Scan the data below and report how many lines include the word "RESPONSIBILITIES". Nothing else is wanted.

Dataset items:
--------------------
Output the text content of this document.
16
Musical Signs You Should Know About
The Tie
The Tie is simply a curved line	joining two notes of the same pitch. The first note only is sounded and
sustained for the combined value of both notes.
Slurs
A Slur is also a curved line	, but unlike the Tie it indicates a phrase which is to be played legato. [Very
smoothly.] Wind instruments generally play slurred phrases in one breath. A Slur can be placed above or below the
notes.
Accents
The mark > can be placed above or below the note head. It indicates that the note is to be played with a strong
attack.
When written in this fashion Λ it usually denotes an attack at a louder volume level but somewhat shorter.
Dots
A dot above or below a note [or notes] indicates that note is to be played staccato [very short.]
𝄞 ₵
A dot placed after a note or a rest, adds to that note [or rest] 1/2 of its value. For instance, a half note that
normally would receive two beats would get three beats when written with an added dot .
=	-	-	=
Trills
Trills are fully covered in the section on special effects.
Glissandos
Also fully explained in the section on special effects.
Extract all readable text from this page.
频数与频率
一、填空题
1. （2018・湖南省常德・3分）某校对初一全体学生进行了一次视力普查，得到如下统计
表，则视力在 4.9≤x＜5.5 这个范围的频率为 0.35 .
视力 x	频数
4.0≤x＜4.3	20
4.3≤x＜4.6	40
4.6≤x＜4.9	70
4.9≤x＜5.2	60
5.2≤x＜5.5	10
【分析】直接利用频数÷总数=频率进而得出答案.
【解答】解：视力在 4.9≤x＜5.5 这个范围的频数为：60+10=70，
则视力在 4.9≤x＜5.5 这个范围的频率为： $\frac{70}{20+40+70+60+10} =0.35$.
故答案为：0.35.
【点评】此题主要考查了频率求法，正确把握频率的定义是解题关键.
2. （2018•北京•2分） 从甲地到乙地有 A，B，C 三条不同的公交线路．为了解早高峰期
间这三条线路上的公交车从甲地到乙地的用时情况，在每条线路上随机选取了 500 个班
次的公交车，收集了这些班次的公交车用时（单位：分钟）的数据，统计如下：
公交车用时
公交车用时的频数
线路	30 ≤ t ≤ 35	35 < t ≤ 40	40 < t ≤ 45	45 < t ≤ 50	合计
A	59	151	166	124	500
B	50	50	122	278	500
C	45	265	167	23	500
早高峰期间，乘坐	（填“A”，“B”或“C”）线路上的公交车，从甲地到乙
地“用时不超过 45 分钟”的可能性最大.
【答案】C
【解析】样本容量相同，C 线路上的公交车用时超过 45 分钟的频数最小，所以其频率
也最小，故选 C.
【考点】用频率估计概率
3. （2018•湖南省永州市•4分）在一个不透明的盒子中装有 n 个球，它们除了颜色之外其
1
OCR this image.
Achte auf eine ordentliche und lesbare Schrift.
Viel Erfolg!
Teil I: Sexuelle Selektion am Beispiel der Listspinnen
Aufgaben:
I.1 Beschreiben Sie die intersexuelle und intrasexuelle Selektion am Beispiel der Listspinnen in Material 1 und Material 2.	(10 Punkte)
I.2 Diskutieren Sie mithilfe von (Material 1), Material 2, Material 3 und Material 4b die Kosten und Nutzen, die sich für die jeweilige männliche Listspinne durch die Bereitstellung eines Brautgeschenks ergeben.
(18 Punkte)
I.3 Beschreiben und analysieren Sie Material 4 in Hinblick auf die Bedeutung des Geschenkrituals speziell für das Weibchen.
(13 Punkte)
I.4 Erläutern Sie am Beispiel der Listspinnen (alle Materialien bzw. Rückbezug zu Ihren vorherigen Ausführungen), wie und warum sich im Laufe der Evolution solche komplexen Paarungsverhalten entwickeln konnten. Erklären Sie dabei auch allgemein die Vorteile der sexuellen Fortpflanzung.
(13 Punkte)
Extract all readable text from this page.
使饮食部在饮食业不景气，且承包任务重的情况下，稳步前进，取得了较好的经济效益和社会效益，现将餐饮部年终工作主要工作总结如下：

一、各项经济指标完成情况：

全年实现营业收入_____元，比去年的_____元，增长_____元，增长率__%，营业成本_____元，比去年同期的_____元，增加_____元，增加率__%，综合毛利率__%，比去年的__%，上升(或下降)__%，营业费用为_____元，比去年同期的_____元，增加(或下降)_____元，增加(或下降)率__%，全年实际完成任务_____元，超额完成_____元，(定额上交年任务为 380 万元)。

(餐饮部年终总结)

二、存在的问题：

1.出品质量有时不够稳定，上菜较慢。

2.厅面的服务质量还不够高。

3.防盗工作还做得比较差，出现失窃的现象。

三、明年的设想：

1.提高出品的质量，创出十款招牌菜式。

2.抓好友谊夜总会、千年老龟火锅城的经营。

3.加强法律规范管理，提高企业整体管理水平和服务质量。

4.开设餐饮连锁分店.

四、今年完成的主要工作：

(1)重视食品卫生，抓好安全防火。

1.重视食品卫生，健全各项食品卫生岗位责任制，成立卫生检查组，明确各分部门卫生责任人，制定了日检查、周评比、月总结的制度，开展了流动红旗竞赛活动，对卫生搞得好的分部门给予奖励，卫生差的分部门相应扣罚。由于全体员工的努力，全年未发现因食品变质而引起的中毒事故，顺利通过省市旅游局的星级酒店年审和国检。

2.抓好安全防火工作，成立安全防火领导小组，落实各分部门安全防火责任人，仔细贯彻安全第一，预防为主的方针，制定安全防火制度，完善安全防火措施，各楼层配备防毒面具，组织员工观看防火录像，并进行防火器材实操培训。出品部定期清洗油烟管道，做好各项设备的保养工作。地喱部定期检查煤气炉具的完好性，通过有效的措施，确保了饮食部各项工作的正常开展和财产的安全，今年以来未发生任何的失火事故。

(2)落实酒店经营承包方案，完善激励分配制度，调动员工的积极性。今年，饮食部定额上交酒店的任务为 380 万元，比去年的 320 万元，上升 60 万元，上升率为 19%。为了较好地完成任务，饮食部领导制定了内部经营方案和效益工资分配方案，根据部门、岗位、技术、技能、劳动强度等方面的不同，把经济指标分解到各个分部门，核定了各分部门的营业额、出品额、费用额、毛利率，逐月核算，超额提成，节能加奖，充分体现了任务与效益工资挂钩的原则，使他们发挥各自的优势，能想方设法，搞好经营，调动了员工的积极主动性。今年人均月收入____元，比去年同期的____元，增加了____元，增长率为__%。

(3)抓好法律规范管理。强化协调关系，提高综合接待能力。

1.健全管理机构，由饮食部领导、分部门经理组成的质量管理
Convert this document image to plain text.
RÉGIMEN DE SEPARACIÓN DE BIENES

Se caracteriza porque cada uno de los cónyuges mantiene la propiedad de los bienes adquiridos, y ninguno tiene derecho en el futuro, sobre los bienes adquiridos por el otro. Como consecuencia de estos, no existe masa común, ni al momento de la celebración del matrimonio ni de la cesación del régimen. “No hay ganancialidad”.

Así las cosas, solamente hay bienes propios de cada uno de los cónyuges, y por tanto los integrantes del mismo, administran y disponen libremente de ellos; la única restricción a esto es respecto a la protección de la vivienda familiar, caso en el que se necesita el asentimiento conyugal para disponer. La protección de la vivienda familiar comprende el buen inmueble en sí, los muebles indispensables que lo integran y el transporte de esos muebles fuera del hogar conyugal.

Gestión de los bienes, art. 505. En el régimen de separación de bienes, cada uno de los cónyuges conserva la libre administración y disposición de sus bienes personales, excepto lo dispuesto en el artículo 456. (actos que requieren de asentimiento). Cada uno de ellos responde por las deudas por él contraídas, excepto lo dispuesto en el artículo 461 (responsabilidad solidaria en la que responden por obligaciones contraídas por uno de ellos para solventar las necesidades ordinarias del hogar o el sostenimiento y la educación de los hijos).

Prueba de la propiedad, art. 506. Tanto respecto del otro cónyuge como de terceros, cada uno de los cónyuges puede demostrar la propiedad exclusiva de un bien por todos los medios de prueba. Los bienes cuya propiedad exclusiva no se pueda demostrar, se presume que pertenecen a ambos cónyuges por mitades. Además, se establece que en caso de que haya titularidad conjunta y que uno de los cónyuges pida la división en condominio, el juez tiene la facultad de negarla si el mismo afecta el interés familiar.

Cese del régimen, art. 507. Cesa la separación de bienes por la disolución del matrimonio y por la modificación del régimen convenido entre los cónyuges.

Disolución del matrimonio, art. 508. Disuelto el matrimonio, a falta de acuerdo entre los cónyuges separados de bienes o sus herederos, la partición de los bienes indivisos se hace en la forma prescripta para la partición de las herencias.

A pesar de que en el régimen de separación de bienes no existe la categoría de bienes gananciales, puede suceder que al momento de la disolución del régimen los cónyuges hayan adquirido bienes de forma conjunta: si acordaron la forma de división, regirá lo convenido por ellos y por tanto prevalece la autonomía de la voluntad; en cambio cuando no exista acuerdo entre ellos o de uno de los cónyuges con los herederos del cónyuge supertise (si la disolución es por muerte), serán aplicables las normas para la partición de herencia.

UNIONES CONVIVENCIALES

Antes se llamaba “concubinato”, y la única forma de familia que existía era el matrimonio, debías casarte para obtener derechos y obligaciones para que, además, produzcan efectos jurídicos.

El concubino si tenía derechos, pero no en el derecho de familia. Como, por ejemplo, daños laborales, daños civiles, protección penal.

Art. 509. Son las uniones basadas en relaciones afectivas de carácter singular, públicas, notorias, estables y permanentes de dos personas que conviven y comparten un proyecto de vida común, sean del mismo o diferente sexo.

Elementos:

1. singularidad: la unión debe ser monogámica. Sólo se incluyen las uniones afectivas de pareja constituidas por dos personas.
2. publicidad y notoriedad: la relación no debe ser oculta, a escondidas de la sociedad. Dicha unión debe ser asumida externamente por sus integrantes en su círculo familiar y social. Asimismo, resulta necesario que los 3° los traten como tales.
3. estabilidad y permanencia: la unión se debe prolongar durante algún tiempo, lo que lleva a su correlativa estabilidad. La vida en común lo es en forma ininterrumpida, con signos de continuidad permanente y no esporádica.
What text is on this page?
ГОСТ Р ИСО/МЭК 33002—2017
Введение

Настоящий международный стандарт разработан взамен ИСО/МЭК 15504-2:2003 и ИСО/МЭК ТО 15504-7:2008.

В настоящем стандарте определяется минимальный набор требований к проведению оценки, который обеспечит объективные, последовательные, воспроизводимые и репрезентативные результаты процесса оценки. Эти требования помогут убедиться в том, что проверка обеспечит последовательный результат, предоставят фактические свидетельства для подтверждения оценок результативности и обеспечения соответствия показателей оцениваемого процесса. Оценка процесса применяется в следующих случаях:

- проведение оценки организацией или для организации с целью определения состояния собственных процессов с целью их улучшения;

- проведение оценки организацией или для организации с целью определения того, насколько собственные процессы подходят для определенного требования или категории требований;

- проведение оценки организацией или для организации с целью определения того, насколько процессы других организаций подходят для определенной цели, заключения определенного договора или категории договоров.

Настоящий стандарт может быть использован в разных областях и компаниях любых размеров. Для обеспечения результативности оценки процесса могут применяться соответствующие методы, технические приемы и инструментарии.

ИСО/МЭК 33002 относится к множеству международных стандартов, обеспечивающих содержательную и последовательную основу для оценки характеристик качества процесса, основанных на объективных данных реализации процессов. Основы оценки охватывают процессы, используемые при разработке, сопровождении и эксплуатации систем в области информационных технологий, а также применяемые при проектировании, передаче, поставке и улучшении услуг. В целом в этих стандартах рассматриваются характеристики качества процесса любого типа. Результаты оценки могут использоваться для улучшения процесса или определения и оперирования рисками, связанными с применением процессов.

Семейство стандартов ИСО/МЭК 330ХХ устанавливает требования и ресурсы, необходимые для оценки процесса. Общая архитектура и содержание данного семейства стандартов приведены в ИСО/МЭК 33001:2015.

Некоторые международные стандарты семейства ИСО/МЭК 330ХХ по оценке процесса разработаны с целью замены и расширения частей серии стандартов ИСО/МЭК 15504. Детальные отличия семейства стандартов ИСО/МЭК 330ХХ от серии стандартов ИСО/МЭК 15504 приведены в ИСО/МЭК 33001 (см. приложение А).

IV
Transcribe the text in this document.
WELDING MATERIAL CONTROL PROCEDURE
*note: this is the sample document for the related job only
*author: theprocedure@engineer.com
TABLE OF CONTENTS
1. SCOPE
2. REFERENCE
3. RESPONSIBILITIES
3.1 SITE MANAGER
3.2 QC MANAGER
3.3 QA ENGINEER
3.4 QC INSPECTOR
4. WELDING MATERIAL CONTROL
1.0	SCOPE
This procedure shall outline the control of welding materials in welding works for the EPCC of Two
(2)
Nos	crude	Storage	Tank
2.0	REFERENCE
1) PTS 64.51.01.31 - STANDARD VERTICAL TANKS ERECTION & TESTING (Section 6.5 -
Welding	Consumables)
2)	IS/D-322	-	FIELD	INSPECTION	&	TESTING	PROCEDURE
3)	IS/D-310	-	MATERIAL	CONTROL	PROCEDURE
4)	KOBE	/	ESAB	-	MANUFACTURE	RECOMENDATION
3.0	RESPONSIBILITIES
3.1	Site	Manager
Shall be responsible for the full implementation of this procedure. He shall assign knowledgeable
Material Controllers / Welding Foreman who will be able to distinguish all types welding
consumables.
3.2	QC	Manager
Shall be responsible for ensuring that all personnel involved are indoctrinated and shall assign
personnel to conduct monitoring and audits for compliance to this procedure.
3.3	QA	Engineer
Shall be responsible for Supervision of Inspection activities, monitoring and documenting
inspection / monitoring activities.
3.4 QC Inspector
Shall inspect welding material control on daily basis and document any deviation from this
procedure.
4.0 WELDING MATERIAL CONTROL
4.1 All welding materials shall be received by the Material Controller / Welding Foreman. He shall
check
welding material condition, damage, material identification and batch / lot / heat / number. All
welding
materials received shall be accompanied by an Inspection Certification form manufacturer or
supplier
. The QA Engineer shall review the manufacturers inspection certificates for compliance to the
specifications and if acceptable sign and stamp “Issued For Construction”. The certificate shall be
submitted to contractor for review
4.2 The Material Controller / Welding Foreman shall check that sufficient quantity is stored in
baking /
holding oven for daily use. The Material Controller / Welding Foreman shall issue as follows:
--------------------
### SOLUTION:
2